▸ **Document text**:
Strangely, on the same page where Keppler encourages us to check the combined-stat subset, he also writes: “The key is not to rely on these stats alone, but to use them as an added resource to your general handicapping regimen.” I would beg to disagree. Why spoil a good stat by injecting my own flawed mind? The BBC has reported that artificial intelligence is now outsmarting human beings, that computers now regularly defeat chess masters, so who am I to manipulate the stats?
Well, with or without the Formulator subset, Lighthouse Lil won and paid $11.20.
If you had been overzealous about adding stats, you would have noted that Block’s stats at Hawthorne, where the race was run, did not show a flat-bet profit, nor was he profitable with the rider E Razo.
Keppler zoomed in on the lay-1, but I suspect that Block performs less adequately on dirt.
What I am trying to say is that only one of several factors clicked on the lights in Keppler’s head, and I would deduce that a certain dose of artistic inspiration helped Keppler in this and other cases to reduce the overwhelming mass of information to a size that can be manipulated with agility.
The author adds certain tidbits that can enhance our memory of the subject. On these pages we read that Chris Block learned his trade while working for Bill Mott (remember that Mott’s original success came on the grass and also with lay-1), and Keppler’s having isolated this particular trainer stat may have been partly triggered by his association of Block with Mott.
So, without announcing it, Keppler is suggesting, through examples, that we need to interpret and not just process all this data.
To his credit, the author provides us with many case examples of how not to bet, how to filter out, and how to be selective in using this trainer information. Perhaps that’s the greatest attribute of this worthy volume.
Rather than continuing the review, let’s have Keppler himself respond to some of our doubts.

PLAYER PROFILE:
KEPPLER SPEAKS
C&X. "Trainer Angles: Maximizing Profits Using Formulator and Advanced
Trainer Stats" is both a book about the trainer factor in handicapping
and a manual on how to use Formulator, which is available to anyone
who subscribes to the DRF. You make it evident that Formulator can
uncover trainer patterns that are unpublished anywhere, and therefore
pari-mutuelly valuable. But I would suggest that there is value in
reading the book on its own merits. It helps me to see the trainer
stats at the bottom of the pps in a different and more valuable light.
Am I right, or is it a must to use Formulator? I say this as one who
is trying to spend less time in front of a screen and more time as a
railbird.

▸ **Information provided**:
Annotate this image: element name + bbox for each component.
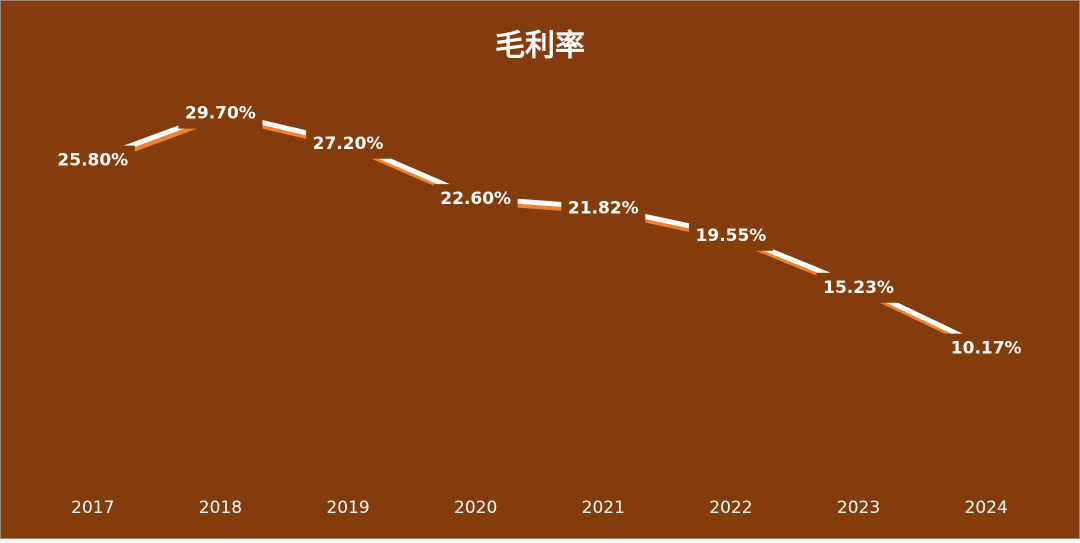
--
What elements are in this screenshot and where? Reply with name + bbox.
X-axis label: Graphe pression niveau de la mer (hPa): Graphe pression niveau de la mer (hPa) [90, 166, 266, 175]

▸ **Your instructions**:
Answer these questions from the book review:
1. How much did Lighthouse Lil pay when it won?
2. At which track was Lighthouse Lil's race run?
3. For whom did Chris Block work while learning his trade?
The data has no connection to the text.

▸ **Output below**:
1. $11.20
2. Hawthorne
3. Bill Mott